▶ WHAT THE EXERCISE ASKS: Quote the records that follow in full and exactly; leave out the pictures.

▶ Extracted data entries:
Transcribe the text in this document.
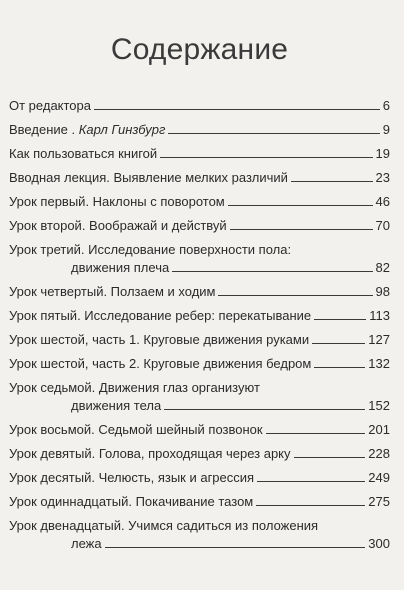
Содержание
От редактора	6
Введение . Карл Гинзбург	9
Как пользоваться книгой	19
Вводная лекция. Выявление мелких различий	23
Урок первый. Наклоны с поворотом	46
Урок второй. Воображай и действуй	70
Урок третий. Исследование поверхности пола:
движения плеча	82
Урок четвертый. Ползаем и ходим	98
Урок пятый. Исследование ребер: перекатывание	113
Урок шестой, часть 1. Круговые движения руками	127
Урок шестой, часть 2. Круговые движения бедром	132
Урок седьмой. Движения глаз организуют
движения тела	152
Урок восьмой. Седьмой шейный позвонок	201
Урок девятый. Голова, проходящая через арку	228
Урок десятый. Челюсть, язык и агрессия	249
Урок одиннадцатый. Покачивание тазом	275
Урок двенадцатый. Учимся садиться из положения
лежа	300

▶ SOLUTION FOR THIS TASK:
Transcribe the text in this document.
Содержание
От редактора	6
Введение . Карл Гинзбург	9
Как пользоваться книгой	19
Вводная лекция. Выявление мелких различий	23
Урок первый. Наклоны с поворотом	46
Урок второй. Воображай и действуй	70
Урок третий. Исследование поверхности пола:
движения плеча	82
Урок четвертый. Ползаем и ходим	98
Урок пятый. Исследование ребер: перекатывание	113
Урок шестой, часть 1. Круговые движения руками	127
Урок шестой, часть 2. Круговые движения бедром	132
Урок седьмой. Движения глаз организуют
движения тела	152
Урок восьмой. Седьмой шейный позвонок	201
Урок девятый. Голова, проходящая через арку	228
Урок десятый. Челюсть, язык и агрессия	249
Урок одиннадцатый. Покачивание тазом	275
Урок двенадцатый. Учимся садиться из положения
лежа	300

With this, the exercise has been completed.